EXERCISE AIM ::
Every line must be returned precisely as it is written.

-----

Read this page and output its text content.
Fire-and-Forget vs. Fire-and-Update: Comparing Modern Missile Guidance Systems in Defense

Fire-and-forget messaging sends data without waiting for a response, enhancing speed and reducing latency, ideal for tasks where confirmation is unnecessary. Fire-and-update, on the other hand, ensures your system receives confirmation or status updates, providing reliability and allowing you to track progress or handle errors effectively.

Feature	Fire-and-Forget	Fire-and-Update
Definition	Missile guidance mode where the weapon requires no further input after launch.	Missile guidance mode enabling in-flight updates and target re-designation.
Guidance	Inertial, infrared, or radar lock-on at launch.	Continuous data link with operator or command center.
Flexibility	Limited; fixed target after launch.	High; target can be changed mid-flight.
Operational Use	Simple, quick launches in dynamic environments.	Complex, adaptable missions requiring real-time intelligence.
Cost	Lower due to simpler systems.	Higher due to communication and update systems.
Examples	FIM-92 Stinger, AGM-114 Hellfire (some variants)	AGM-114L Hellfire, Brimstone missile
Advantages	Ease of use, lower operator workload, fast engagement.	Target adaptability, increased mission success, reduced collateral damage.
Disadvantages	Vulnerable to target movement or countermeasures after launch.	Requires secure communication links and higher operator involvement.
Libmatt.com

-----

THE REPLY ::
Read this page and output its text content.
Fire-and-Forget vs. Fire-and-Update: Comparing Modern Missile Guidance Systems in Defense

Fire-and-forget messaging sends data without waiting for a response, enhancing speed and reducing latency, ideal for tasks where confirmation is unnecessary. Fire-and-update, on the other hand, ensures your system receives confirmation or status updates, providing reliability and allowing you to track progress or handle errors effectively.

Feature	Fire-and-Forget	Fire-and-Update
Definition	Missile guidance mode where the weapon requires no further input after launch.	Missile guidance mode enabling in-flight updates and target re-designation.
Guidance	Inertial, infrared, or radar lock-on at launch.	Continuous data link with operator or command center.
Flexibility	Limited; fixed target after launch.	High; target can be changed mid-flight.
Operational Use	Simple, quick launches in dynamic environments.	Complex, adaptable missions requiring real-time intelligence.
Cost	Lower due to simpler systems.	Higher due to communication and update systems.
Examples	FIM-92 Stinger, AGM-114 Hellfire (some variants)	AGM-114L Hellfire, Brimstone missile
Advantages	Ease of use, lower operator workload, fast engagement.	Target adaptability, increased mission success, reduced collateral damage.
Disadvantages	Vulnerable to target movement or countermeasures after launch.	Requires secure communication links and higher operator involvement.
Libmatt.com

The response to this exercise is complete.